[Written task] Reproduce the lines of the data verbatim, starting at the line that contains "legend-swatch xyxy=(491,187,503,201)" and ending at the line that contains "legend-swatch xyxy=(491,268,503,282)", with both of those lines included.
____ Records supplied
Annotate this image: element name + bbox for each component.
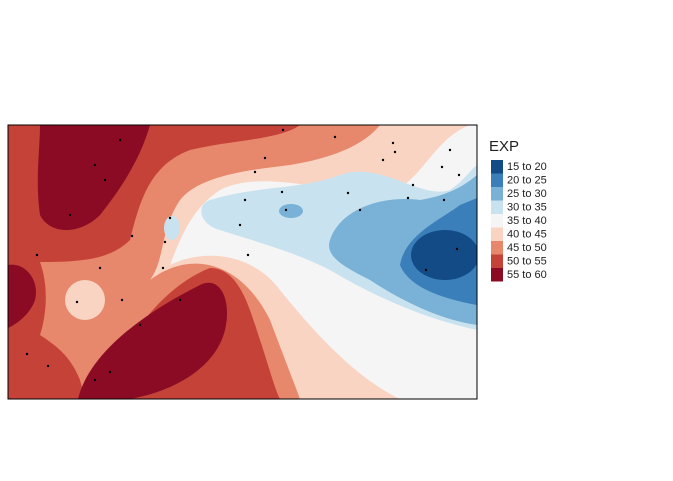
legend-swatch xyxy=(491,187,503,201)
legend-label: 25 to 30 xyxy=(507,188,547,200)
legend-label: 15 to 20 xyxy=(507,161,547,173)
legend-swatch xyxy=(491,214,503,228)
legend-label: 40 to 45 xyxy=(507,228,547,240)
contour-map xyxy=(8,125,477,399)
legend-swatch xyxy=(491,200,503,214)
map-frame xyxy=(7,124,478,400)
contour-region xyxy=(8,264,36,328)
legend-swatch xyxy=(491,268,503,282)
sample-points xyxy=(25,128,461,382)
contour-region xyxy=(411,230,477,280)
contour-region xyxy=(37,125,150,230)
legend-swatch xyxy=(491,173,503,187)
legend-swatch xyxy=(491,227,503,241)
legend-swatch xyxy=(491,241,503,255)
legend-label: 45 to 50 xyxy=(507,242,547,254)
contour-region xyxy=(78,282,228,399)
contour-region xyxy=(164,216,180,240)
legend-swatch xyxy=(491,254,503,268)
legend-label: 20 to 25 xyxy=(507,174,547,186)
legend-label: 30 to 35 xyxy=(507,201,547,213)
contour-region xyxy=(279,204,303,218)
legend-swatch xyxy=(491,160,503,174)
legend-label: 50 to 55 xyxy=(507,255,547,267)
legend-title: EXP xyxy=(489,138,519,155)
legend-label: 55 to 60 xyxy=(507,269,547,281)
contour-region xyxy=(65,280,105,320)
legend-label: 35 to 40 xyxy=(507,215,547,227)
________
[Expected answer]
legend-swatch xyxy=(491,187,503,201)
legend-label: 25 to 30 xyxy=(507,188,547,200)
legend-label: 15 to 20 xyxy=(507,161,547,173)
legend-swatch xyxy=(491,214,503,228)
legend-label: 40 to 45 xyxy=(507,228,547,240)
contour-map xyxy=(8,125,477,399)
legend-swatch xyxy=(491,200,503,214)
map-frame xyxy=(7,124,478,400)
contour-region xyxy=(8,264,36,328)
legend-swatch xyxy=(491,268,503,282)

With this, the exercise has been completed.